THE EXERCISE: Copy whichever lines contain the string "down".

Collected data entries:
+===+

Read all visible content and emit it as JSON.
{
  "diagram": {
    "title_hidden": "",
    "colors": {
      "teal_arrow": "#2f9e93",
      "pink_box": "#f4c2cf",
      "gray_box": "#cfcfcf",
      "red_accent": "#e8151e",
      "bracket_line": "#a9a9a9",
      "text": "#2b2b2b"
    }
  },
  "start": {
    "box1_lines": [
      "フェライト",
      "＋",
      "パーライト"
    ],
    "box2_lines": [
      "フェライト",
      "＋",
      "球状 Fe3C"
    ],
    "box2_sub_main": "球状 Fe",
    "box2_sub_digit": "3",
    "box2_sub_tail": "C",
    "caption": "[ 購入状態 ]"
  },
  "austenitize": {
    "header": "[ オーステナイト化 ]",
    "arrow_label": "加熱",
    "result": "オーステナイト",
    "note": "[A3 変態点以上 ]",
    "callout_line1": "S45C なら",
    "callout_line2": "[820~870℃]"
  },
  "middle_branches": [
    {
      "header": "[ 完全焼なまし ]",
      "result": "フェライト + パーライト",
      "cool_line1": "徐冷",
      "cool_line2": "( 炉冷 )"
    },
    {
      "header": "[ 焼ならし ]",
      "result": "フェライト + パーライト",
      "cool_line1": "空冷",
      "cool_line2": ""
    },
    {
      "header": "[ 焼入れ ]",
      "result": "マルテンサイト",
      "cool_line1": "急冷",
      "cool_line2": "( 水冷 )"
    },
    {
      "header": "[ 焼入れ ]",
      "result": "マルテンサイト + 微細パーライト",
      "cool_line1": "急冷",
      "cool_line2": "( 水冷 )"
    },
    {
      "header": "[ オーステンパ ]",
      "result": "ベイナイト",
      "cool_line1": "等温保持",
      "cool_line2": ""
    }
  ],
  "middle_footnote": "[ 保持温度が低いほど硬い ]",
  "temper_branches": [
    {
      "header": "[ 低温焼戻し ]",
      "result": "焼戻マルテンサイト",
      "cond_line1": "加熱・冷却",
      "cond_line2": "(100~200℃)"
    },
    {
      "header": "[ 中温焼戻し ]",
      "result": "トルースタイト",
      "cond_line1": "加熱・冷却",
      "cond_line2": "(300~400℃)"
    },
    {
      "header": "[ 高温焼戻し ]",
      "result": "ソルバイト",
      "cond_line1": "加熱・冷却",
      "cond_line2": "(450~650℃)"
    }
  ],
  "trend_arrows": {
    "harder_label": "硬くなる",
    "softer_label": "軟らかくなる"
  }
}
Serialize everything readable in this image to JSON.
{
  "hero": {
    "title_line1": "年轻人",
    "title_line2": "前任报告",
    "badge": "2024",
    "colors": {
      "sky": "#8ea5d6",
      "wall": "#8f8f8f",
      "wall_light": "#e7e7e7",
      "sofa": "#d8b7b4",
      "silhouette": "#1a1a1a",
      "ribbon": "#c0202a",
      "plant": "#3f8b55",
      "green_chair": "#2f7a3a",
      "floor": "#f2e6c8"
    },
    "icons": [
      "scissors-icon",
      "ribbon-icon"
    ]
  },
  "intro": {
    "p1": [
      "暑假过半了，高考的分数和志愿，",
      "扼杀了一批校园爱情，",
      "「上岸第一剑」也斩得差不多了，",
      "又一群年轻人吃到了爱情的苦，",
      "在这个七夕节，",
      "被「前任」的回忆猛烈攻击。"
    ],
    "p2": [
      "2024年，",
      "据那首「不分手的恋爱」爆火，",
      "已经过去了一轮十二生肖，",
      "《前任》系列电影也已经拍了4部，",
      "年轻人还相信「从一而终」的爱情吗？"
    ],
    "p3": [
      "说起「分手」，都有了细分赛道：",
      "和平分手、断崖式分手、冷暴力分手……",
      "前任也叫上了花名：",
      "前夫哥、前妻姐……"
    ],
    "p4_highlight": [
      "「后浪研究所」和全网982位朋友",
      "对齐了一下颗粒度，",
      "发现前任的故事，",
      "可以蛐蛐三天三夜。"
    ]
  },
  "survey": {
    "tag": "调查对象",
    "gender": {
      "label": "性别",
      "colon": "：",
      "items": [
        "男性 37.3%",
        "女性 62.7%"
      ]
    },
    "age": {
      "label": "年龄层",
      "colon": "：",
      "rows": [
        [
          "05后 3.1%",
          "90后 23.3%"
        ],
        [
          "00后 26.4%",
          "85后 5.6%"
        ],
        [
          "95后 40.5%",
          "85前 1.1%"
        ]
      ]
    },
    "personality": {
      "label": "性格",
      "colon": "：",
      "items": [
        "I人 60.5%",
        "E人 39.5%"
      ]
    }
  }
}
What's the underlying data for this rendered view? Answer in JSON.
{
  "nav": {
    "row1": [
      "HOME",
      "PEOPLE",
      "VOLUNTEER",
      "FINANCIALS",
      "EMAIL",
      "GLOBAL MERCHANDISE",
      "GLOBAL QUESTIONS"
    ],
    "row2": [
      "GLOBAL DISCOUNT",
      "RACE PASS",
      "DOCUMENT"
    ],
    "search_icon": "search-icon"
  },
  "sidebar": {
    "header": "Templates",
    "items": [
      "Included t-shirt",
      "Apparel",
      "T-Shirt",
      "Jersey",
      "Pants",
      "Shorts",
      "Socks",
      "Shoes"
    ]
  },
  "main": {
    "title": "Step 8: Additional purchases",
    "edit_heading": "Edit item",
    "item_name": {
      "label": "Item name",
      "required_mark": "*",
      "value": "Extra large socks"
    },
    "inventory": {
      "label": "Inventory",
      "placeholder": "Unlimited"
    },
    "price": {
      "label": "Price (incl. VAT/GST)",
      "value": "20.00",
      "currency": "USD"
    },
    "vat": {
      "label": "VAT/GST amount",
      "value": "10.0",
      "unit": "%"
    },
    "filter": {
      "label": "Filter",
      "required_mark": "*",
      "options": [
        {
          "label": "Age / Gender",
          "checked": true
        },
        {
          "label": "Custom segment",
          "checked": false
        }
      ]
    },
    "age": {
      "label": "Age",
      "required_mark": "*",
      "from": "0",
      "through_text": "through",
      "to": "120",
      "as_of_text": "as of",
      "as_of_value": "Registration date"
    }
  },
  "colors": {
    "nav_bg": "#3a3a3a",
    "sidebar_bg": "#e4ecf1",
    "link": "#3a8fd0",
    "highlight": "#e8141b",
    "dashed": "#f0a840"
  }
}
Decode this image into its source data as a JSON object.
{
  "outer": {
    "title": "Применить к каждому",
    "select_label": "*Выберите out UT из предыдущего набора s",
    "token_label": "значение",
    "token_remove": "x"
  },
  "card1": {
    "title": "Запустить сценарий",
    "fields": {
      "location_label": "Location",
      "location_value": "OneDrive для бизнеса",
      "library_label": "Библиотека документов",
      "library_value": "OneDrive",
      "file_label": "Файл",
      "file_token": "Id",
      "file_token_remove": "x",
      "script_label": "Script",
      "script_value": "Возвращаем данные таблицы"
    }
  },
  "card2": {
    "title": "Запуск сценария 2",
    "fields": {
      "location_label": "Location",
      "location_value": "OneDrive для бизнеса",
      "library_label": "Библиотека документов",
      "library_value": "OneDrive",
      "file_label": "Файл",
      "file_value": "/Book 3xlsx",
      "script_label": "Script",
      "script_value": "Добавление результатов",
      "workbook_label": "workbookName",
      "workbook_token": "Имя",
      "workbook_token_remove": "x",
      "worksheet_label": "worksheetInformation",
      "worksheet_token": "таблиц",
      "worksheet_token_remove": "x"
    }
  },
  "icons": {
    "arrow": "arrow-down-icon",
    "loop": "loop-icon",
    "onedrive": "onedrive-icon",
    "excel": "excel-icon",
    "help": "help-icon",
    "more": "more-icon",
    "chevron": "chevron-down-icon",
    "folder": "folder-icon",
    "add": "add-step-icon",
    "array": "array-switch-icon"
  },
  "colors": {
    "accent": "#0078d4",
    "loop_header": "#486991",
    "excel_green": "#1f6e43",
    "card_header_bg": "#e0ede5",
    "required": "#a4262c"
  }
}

+===+

FINAL ANSWER:
    "arrow": "arrow-down-icon",
    "chevron": "chevron-down-icon",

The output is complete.